● GOAL:
Retype everything in the listing, leaving each line exactly as it is.

— Start RECORDS FOR THE EXERCISE —

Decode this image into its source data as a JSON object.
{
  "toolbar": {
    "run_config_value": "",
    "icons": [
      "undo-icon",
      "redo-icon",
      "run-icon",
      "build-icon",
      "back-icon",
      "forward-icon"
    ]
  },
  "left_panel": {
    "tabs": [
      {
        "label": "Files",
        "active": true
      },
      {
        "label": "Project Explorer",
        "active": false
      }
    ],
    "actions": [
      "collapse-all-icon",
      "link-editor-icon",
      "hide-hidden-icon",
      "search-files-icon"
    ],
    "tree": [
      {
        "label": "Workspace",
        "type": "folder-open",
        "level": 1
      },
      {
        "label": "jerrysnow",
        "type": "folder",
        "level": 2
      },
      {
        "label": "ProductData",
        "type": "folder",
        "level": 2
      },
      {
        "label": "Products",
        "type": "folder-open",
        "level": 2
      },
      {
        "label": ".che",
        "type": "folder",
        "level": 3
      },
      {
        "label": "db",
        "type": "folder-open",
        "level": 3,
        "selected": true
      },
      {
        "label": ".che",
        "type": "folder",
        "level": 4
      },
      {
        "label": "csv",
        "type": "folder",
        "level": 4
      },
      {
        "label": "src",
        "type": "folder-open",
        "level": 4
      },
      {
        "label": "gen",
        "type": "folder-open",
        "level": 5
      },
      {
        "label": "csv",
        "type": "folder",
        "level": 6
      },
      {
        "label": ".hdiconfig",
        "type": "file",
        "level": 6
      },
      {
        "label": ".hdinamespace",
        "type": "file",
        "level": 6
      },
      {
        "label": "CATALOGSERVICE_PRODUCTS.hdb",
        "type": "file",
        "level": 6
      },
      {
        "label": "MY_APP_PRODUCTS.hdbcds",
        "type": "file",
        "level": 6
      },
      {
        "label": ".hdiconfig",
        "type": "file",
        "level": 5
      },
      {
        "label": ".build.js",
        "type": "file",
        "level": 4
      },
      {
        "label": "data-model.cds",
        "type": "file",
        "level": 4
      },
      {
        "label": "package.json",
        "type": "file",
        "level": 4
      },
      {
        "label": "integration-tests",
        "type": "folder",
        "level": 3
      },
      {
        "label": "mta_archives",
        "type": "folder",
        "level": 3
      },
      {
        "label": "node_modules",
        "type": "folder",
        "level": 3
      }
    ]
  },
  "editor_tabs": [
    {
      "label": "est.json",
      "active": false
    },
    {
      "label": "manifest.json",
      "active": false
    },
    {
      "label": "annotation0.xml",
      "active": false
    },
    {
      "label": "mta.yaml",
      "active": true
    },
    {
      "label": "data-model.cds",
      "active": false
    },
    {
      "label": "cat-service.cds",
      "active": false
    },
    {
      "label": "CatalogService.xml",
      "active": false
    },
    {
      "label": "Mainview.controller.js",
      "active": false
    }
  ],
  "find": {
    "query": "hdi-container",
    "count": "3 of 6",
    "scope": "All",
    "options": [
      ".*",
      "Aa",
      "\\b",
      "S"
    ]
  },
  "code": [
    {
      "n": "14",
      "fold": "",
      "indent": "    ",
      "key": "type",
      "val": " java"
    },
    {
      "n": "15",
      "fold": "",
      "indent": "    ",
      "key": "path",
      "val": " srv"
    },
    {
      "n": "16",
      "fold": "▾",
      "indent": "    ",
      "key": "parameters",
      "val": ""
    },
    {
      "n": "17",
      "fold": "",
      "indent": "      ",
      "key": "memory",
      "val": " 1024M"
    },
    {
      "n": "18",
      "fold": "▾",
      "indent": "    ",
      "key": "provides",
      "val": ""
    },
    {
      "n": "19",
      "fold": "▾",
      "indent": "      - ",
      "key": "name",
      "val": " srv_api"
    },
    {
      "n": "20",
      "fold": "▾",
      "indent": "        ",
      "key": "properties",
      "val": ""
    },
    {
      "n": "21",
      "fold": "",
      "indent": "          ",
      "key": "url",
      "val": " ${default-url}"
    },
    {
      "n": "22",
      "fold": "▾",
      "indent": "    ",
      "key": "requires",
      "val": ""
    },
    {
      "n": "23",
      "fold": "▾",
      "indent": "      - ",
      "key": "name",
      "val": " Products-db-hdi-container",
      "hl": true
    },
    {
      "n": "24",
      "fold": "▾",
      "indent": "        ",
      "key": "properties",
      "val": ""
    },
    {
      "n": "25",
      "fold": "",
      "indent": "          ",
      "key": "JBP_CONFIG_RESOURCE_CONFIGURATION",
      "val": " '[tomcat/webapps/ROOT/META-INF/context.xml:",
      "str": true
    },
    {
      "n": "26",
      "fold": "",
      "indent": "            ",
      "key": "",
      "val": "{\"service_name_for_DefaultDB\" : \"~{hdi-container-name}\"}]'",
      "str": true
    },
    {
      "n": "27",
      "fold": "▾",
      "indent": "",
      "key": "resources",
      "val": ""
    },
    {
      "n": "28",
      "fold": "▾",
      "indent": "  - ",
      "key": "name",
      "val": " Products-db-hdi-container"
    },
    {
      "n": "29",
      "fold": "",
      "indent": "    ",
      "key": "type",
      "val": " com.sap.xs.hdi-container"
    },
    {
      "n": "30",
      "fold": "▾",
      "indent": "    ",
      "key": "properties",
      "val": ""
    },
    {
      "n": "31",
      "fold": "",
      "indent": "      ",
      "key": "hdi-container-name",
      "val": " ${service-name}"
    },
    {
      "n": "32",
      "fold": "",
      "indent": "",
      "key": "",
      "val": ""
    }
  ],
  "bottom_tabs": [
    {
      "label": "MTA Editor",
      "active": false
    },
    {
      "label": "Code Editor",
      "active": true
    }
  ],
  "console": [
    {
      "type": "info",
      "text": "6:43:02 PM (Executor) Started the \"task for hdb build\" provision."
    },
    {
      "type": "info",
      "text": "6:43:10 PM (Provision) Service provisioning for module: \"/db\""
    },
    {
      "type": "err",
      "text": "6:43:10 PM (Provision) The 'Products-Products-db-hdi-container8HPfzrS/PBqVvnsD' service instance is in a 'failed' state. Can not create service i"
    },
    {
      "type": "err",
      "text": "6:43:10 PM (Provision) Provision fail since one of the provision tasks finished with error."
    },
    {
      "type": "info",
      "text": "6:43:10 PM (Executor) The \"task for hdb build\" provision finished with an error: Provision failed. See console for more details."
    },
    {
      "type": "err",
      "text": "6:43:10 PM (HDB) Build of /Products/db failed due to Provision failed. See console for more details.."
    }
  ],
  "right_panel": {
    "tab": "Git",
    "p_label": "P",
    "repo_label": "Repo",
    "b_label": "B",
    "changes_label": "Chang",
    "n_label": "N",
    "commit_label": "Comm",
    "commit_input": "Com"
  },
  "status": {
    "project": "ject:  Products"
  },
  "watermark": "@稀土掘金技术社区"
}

— End RECORDS FOR THE EXERCISE —

● OUTPUT:
Decode this image into its source data as a JSON object.
{
  "toolbar": {
    "run_config_value": "",
    "icons": [
      "undo-icon",
      "redo-icon",
      "run-icon",
      "build-icon",
      "back-icon",
      "forward-icon"
    ]
  },
  "left_panel": {
    "tabs": [
      {
        "label": "Files",
        "active": true
      },
      {
        "label": "Project Explorer",
        "active": false
      }
    ],
    "actions": [
      "collapse-all-icon",
      "link-editor-icon",
      "hide-hidden-icon",
      "search-files-icon"
    ],
    "tree": [
      {
        "label": "Workspace",
        "type": "folder-open",
        "level": 1
      },
      {
        "label": "jerrysnow",
        "type": "folder",
        "level": 2
      },
      {
        "label": "ProductData",
        "type": "folder",
        "level": 2
      },
      {
        "label": "Products",
        "type": "folder-open",
        "level": 2
      },
      {
        "label": ".che",
        "type": "folder",
        "level": 3
      },
      {
        "label": "db",
        "type": "folder-open",
        "level": 3,
        "selected": true
      },
      {
        "label": ".che",
        "type": "folder",
        "level": 4
      },
      {
        "label": "csv",
        "type": "folder",
        "level": 4
      },
      {
        "label": "src",
        "type": "folder-open",
        "level": 4
      },
      {
        "label": "gen",
        "type": "folder-open",
        "level": 5
      },
      {
        "label": "csv",
        "type": "folder",
        "level": 6
      },
      {
        "label": ".hdiconfig",
        "type": "file",
        "level": 6
      },
      {
        "label": ".hdinamespace",
        "type": "file",
        "level": 6
      },
      {
        "label": "CATALOGSERVICE_PRODUCTS.hdb",
        "type": "file",
        "level": 6
      },
      {
        "label": "MY_APP_PRODUCTS.hdbcds",
        "type": "file",
        "level": 6
      },
      {
        "label": ".hdiconfig",
        "type": "file",
        "level": 5
      },
      {
        "label": ".build.js",
        "type": "file",
        "level": 4
      },
      {
        "label": "data-model.cds",
        "type": "file",
        "level": 4
      },
      {
        "label": "package.json",
        "type": "file",
        "level": 4
      },
      {
        "label": "integration-tests",
        "type": "folder",
        "level": 3
      },
      {
        "label": "mta_archives",
        "type": "folder",
        "level": 3
      },
      {
        "label": "node_modules",
        "type": "folder",
        "level": 3
      }
    ]
  },
  "editor_tabs": [
    {
      "label": "est.json",
      "active": false
    },
    {
      "label": "manifest.json",
      "active": false
    },
    {
      "label": "annotation0.xml",
      "active": false
    },
    {
      "label": "mta.yaml",
      "active": true
    },
    {
      "label": "data-model.cds",
      "active": false
    },
    {
      "label": "cat-service.cds",
      "active": false
    },
    {
      "label": "CatalogService.xml",
      "active": false
    },
    {
      "label": "Mainview.controller.js",
      "active": false
    }
  ],
  "find": {
    "query": "hdi-container",
    "count": "3 of 6",
    "scope": "All",
    "options": [
      ".*",
      "Aa",
      "\\b",
      "S"
    ]
  },
  "code": [
    {
      "n": "14",
      "fold": "",
      "indent": "    ",
      "key": "type",
      "val": " java"
    },
    {
      "n": "15",
      "fold": "",
      "indent": "    ",
      "key": "path",
      "val": " srv"
    },
    {
      "n": "16",
      "fold": "▾",
      "indent": "    ",
      "key": "parameters",
      "val": ""
    },
    {
      "n": "17",
      "fold": "",
      "indent": "      ",
      "key": "memory",
      "val": " 1024M"
    },
    {
      "n": "18",
      "fold": "▾",
      "indent": "    ",
      "key": "provides",
      "val": ""
    },
    {
      "n": "19",
      "fold": "▾",
      "indent": "      - ",
      "key": "name",
      "val": " srv_api"
    },
    {
      "n": "20",
      "fold": "▾",
      "indent": "        ",
      "key": "properties",
      "val": ""
    },
    {
      "n": "21",
      "fold": "",
      "indent": "          ",
      "key": "url",
      "val": " ${default-url}"
    },
    {
      "n": "22",
      "fold": "▾",
      "indent": "    ",
      "key": "requires",
      "val": ""
    },
    {
      "n": "23",
      "fold": "▾",
      "indent": "      - ",
      "key": "name",
      "val": " Products-db-hdi-container",
      "hl": true
    },
    {
      "n": "24",
      "fold": "▾",
      "indent": "        ",
      "key": "properties",
      "val": ""
    },
    {
      "n": "25",
      "fold": "",
      "indent": "          ",
      "key": "JBP_CONFIG_RESOURCE_CONFIGURATION",
      "val": " '[tomcat/webapps/ROOT/META-INF/context.xml:",
      "str": true
    },
    {
      "n": "26",
      "fold": "",
      "indent": "            ",
      "key": "",
      "val": "{\"service_name_for_DefaultDB\" : \"~{hdi-container-name}\"}]'",
      "str": true
    },
    {
      "n": "27",
      "fold": "▾",
      "indent": "",
      "key": "resources",
      "val": ""
    },
    {
      "n": "28",
      "fold": "▾",
      "indent": "  - ",
      "key": "name",
      "val": " Products-db-hdi-container"
    },
    {
      "n": "29",
      "fold": "",
      "indent": "    ",
      "key": "type",
      "val": " com.sap.xs.hdi-container"
    },
    {
      "n": "30",
      "fold": "▾",
      "indent": "    ",
      "key": "properties",
      "val": ""
    },
    {
      "n": "31",
      "fold": "",
      "indent": "      ",
      "key": "hdi-container-name",
      "val": " ${service-name}"
    },
    {
      "n": "32",
      "fold": "",
      "indent": "",
      "key": "",
      "val": ""
    }
  ],
  "bottom_tabs": [
    {
      "label": "MTA Editor",
      "active": false
    },
    {
      "label": "Code Editor",
      "active": true
    }
  ],
  "console": [
    {
      "type": "info",
      "text": "6:43:02 PM (Executor) Started the \"task for hdb build\" provision."
    },
    {
      "type": "info",
      "text": "6:43:10 PM (Provision) Service provisioning for module: \"/db\""
    },
    {
      "type": "err",
      "text": "6:43:10 PM (Provision) The 'Products-Products-db-hdi-container8HPfzrS/PBqVvnsD' service instance is in a 'failed' state. Can not create service i"
    },
    {
      "type": "err",
      "text": "6:43:10 PM (Provision) Provision fail since one of the provision tasks finished with error."
    },
    {
      "type": "info",
      "text": "6:43:10 PM (Executor) The \"task for hdb build\" provision finished with an error: Provision failed. See console for more details."
    },
    {
      "type": "err",
      "text": "6:43:10 PM (HDB) Build of /Products/db failed due to Provision failed. See console for more details.."
    }
  ],
  "right_panel": {
    "tab": "Git",
    "p_label": "P",
    "repo_label": "Repo",
    "b_label": "B",
    "changes_label": "Chang",
    "n_label": "N",
    "commit_label": "Comm",
    "commit_input": "Com"
  },
  "status": {
    "project": "ject:  Products"
  },
  "watermark": "@稀土掘金技术社区"
}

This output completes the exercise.